§ **GOAL OF THE EXERCISE**: List each line of the data that holds the word "didn".

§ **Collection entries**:
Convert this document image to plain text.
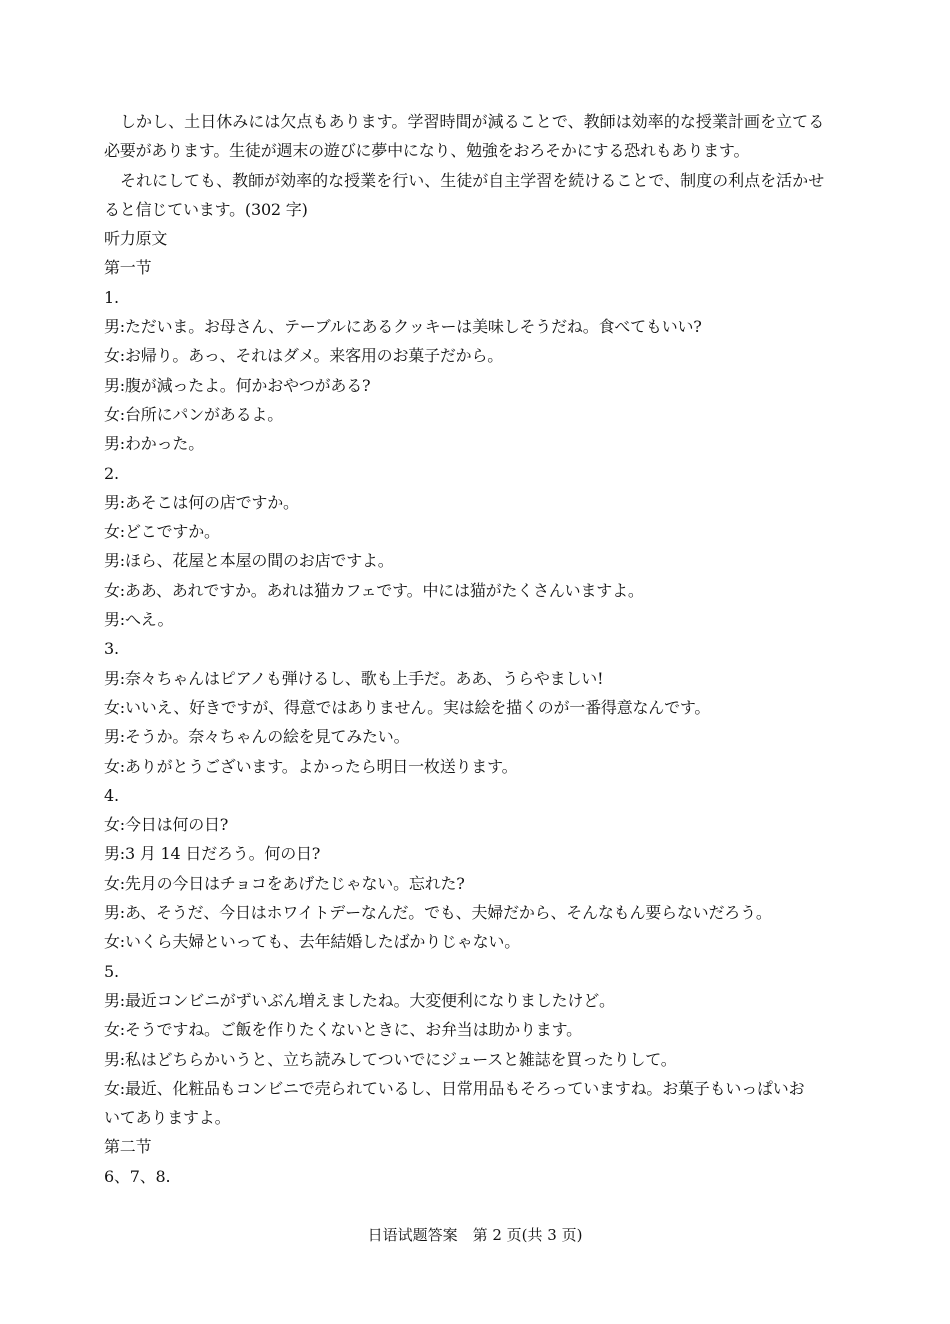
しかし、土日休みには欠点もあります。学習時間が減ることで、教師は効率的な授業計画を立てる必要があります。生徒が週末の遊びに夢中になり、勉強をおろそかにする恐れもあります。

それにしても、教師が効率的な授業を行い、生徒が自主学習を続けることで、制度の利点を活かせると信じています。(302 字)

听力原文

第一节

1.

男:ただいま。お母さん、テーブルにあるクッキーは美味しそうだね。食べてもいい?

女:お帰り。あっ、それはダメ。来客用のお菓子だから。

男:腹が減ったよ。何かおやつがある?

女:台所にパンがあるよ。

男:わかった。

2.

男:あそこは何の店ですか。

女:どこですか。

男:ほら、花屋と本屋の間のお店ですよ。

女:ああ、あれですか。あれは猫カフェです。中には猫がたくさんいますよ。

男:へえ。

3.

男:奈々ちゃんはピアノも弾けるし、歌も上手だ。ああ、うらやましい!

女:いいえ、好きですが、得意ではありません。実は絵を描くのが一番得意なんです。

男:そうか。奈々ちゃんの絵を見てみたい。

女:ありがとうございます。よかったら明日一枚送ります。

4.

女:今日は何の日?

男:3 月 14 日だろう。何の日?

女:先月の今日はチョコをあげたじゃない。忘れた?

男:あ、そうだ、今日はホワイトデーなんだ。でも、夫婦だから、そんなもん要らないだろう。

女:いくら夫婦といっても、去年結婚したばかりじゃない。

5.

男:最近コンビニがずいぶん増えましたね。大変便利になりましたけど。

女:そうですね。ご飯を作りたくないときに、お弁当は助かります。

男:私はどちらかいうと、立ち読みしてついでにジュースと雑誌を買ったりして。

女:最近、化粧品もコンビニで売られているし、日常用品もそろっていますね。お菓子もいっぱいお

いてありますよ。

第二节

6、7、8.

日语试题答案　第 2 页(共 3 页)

* * *

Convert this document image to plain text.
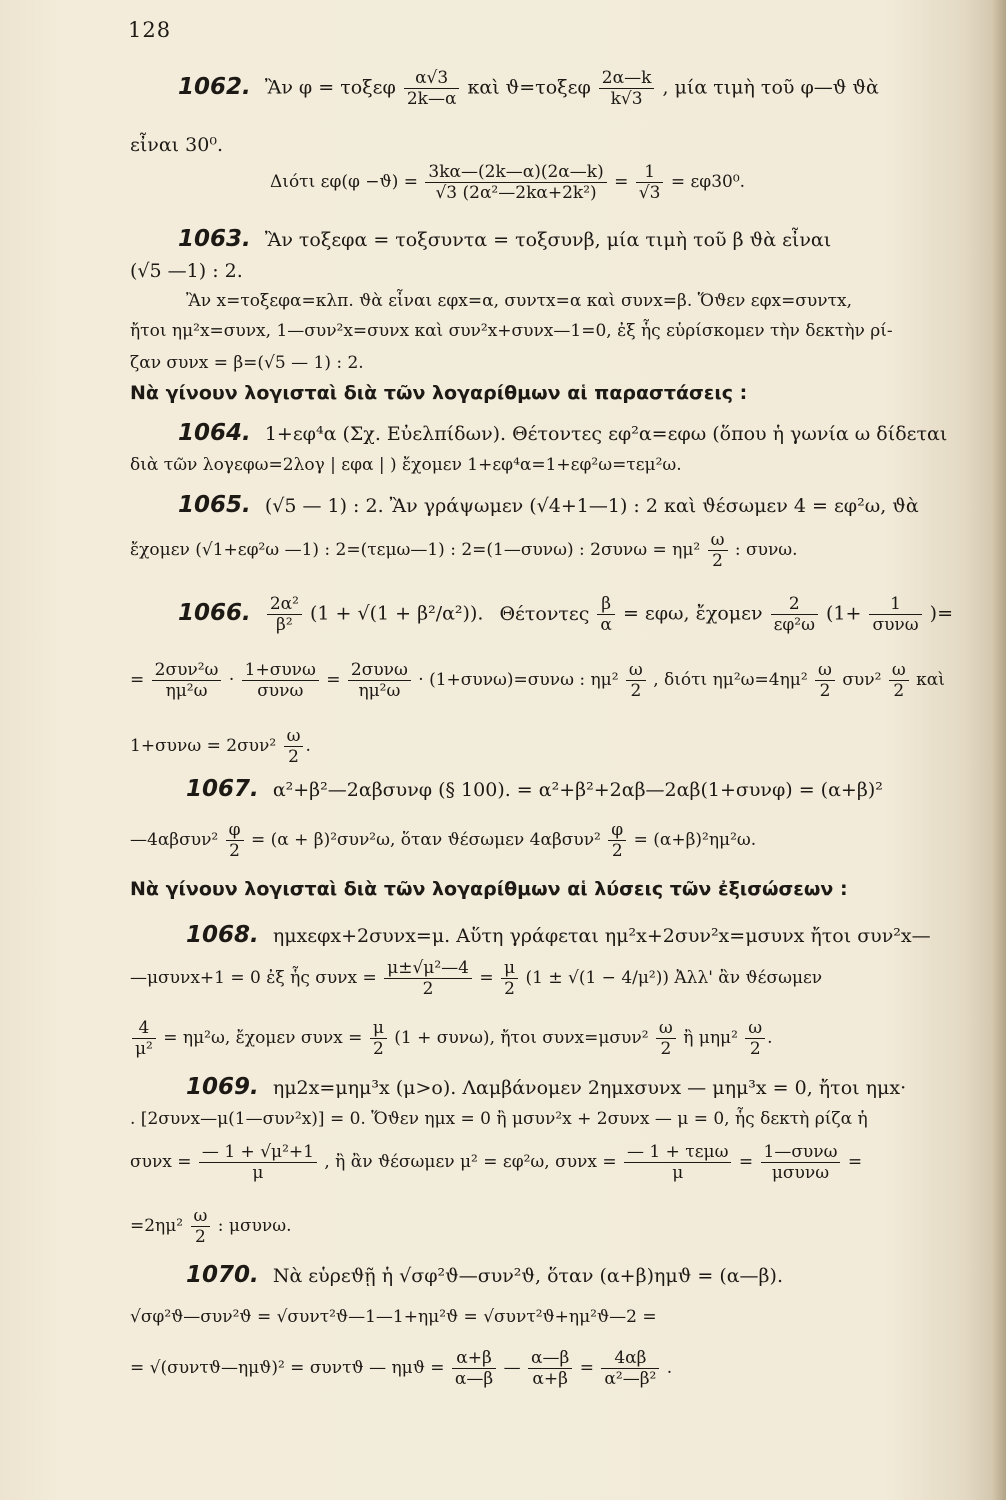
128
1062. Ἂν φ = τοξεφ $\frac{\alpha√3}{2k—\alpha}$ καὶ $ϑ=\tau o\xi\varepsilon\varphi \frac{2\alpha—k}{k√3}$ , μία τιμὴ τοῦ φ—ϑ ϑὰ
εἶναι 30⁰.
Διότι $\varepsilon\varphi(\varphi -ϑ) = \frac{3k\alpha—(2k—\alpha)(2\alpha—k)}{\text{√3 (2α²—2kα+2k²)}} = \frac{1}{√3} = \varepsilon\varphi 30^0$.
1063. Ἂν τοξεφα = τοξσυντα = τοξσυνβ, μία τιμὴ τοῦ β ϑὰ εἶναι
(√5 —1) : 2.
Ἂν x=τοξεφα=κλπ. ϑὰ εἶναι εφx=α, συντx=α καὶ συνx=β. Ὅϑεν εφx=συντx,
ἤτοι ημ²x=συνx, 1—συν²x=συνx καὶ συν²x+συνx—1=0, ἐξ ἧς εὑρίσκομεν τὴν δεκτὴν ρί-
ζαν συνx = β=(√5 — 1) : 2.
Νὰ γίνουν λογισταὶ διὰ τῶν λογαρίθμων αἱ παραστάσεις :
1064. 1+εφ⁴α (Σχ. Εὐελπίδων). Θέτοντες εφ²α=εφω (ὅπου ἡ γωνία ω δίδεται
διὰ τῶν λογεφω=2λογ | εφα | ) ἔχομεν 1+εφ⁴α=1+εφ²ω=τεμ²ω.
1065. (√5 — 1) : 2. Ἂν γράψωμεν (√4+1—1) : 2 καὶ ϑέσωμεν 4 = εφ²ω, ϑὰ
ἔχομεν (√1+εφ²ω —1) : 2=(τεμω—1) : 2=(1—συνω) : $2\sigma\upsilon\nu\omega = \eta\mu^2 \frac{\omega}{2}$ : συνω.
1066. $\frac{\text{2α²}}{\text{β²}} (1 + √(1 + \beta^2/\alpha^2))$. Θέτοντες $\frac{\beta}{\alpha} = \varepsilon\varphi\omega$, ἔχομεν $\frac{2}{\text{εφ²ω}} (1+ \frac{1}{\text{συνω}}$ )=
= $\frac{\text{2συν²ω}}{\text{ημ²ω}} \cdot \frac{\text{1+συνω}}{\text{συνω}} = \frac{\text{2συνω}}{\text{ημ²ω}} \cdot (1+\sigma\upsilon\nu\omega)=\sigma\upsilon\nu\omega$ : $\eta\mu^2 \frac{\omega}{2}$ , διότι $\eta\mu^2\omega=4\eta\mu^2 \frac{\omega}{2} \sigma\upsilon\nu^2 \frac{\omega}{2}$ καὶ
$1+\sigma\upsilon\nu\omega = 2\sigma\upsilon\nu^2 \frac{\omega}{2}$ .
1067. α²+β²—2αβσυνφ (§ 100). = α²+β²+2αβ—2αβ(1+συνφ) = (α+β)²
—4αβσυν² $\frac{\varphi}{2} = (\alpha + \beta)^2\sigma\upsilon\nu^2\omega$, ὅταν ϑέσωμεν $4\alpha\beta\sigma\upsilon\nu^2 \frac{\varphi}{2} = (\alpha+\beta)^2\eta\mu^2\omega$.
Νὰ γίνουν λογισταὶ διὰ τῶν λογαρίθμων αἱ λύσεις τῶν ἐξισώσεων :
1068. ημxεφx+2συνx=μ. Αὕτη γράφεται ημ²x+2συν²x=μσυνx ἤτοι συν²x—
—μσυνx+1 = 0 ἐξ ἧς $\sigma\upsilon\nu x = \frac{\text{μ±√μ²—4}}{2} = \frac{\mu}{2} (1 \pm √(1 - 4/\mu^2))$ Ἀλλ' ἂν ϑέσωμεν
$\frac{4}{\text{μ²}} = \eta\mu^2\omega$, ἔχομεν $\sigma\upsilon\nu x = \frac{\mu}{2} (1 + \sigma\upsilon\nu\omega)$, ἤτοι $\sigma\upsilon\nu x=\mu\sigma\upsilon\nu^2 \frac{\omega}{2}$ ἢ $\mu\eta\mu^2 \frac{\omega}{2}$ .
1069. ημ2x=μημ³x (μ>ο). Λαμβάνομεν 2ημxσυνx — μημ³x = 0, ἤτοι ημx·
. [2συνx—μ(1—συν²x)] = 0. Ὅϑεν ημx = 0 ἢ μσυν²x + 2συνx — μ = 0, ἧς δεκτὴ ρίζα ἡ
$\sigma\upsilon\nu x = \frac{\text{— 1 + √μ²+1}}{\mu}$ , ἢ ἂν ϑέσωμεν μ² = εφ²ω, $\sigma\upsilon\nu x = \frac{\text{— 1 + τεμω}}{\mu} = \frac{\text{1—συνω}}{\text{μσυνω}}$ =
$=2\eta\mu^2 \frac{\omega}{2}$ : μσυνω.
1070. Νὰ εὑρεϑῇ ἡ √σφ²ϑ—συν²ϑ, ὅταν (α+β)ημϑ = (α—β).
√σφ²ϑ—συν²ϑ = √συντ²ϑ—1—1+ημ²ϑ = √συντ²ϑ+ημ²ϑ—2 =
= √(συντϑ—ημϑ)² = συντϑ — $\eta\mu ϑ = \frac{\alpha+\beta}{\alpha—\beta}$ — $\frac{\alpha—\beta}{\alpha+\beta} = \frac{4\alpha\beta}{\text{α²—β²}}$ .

==

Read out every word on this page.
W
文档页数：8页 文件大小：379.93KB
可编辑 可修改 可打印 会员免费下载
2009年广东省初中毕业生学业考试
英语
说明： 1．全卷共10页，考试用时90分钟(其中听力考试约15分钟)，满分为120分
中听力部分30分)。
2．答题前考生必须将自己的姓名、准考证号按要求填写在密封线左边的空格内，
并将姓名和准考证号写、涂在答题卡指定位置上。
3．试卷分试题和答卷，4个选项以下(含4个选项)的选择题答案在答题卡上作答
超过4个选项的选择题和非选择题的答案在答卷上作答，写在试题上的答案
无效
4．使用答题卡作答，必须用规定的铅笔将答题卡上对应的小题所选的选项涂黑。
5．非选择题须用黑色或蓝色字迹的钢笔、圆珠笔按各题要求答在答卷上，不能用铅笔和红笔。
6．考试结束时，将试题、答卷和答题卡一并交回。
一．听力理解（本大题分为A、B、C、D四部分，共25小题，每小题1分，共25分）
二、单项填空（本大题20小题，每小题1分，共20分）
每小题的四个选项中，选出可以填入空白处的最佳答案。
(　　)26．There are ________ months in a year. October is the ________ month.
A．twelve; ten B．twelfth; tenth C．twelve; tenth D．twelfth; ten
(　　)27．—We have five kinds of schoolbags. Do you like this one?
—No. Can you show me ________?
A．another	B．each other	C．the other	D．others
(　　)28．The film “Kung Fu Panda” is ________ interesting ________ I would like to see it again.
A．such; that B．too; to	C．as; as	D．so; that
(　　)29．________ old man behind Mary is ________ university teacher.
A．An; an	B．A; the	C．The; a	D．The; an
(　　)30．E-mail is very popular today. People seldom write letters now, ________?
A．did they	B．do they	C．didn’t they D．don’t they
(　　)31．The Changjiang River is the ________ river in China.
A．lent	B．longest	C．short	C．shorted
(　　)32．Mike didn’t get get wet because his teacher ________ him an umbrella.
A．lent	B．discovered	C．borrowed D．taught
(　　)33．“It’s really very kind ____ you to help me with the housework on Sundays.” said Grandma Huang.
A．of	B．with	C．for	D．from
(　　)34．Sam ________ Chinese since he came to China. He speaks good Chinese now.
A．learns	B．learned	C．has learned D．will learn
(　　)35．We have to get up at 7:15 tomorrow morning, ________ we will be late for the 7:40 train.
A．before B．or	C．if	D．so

§ **EXPECTED ANSWER**:
A．did they	B．do they	C．didn’t they D．don’t they
(　　)32．Mike didn’t get get wet because his teacher ________ him an umbrella.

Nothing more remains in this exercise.